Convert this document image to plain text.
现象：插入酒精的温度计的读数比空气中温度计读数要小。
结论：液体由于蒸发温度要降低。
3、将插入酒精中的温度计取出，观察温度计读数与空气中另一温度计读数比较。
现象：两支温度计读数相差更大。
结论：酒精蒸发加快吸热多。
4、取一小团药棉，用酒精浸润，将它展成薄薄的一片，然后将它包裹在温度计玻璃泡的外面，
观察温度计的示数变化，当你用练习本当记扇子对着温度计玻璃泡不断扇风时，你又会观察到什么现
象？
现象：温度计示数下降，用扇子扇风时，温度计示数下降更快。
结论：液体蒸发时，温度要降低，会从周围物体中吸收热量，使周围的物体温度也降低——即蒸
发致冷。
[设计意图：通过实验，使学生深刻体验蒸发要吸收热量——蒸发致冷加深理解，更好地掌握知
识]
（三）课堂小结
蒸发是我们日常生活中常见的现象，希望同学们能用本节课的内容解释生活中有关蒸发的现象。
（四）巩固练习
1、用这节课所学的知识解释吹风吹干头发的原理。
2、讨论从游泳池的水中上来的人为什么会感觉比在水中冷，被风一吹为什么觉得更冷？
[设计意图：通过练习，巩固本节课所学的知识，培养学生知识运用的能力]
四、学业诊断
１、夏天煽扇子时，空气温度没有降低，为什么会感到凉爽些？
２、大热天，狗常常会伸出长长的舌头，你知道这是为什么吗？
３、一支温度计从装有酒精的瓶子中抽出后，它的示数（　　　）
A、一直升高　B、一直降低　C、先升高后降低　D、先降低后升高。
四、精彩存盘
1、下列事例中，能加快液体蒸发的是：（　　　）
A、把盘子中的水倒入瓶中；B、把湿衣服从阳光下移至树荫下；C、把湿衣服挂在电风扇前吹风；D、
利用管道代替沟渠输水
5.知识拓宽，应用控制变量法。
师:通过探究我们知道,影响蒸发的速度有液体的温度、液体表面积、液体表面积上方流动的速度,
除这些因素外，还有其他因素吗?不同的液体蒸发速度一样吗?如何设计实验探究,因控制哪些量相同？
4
==*==
◆ Instructions to follow ◆
Give the listing above again, word for word.

◆ Expected output ◆
Convert this document image to plain text.
现象：插入酒精的温度计的读数比空气中温度计读数要小。
结论：液体由于蒸发温度要降低。
3、将插入酒精中的温度计取出，观察温度计读数与空气中另一温度计读数比较。
现象：两支温度计读数相差更大。
结论：酒精蒸发加快吸热多。
4、取一小团药棉，用酒精浸润，将它展成薄薄的一片，然后将它包裹在温度计玻璃泡的外面，
观察温度计的示数变化，当你用练习本当记扇子对着温度计玻璃泡不断扇风时，你又会观察到什么现
象？
现象：温度计示数下降，用扇子扇风时，温度计示数下降更快。
结论：液体蒸发时，温度要降低，会从周围物体中吸收热量，使周围的物体温度也降低——即蒸
发致冷。
[设计意图：通过实验，使学生深刻体验蒸发要吸收热量——蒸发致冷加深理解，更好地掌握知
识]
（三）课堂小结
蒸发是我们日常生活中常见的现象，希望同学们能用本节课的内容解释生活中有关蒸发的现象。
（四）巩固练习
1、用这节课所学的知识解释吹风吹干头发的原理。
2、讨论从游泳池的水中上来的人为什么会感觉比在水中冷，被风一吹为什么觉得更冷？
[设计意图：通过练习，巩固本节课所学的知识，培养学生知识运用的能力]
四、学业诊断
１、夏天煽扇子时，空气温度没有降低，为什么会感到凉爽些？
２、大热天，狗常常会伸出长长的舌头，你知道这是为什么吗？
３、一支温度计从装有酒精的瓶子中抽出后，它的示数（　　　）
A、一直升高　B、一直降低　C、先升高后降低　D、先降低后升高。
四、精彩存盘
1、下列事例中，能加快液体蒸发的是：（　　　）
A、把盘子中的水倒入瓶中；B、把湿衣服从阳光下移至树荫下；C、把湿衣服挂在电风扇前吹风；D、
利用管道代替沟渠输水
5.知识拓宽，应用控制变量法。
师:通过探究我们知道,影响蒸发的速度有液体的温度、液体表面积、液体表面积上方流动的速度,
除这些因素外，还有其他因素吗?不同的液体蒸发速度一样吗?如何设计实验探究,因控制哪些量相同？
4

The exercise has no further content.